▶ [Data provided]

Start

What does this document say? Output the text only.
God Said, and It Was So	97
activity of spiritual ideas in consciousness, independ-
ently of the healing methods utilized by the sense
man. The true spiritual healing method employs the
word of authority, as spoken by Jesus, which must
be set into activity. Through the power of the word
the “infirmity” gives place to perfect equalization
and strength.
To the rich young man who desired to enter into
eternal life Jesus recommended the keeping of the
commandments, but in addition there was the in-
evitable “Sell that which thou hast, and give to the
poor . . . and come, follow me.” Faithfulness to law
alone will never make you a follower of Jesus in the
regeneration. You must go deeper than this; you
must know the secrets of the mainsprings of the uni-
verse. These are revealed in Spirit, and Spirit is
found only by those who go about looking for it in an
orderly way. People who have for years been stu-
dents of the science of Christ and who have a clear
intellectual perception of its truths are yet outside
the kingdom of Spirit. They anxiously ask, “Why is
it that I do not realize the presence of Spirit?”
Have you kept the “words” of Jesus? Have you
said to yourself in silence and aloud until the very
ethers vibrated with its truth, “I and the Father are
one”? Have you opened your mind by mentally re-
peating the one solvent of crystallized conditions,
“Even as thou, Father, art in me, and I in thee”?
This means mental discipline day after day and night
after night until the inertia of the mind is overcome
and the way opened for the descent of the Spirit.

End

▶ [To do] Show the lines of the material that contain the word "activity".

▶ [Written reply]
activity of spiritual ideas in consciousness, independ-
be set into activity. Through the power of the word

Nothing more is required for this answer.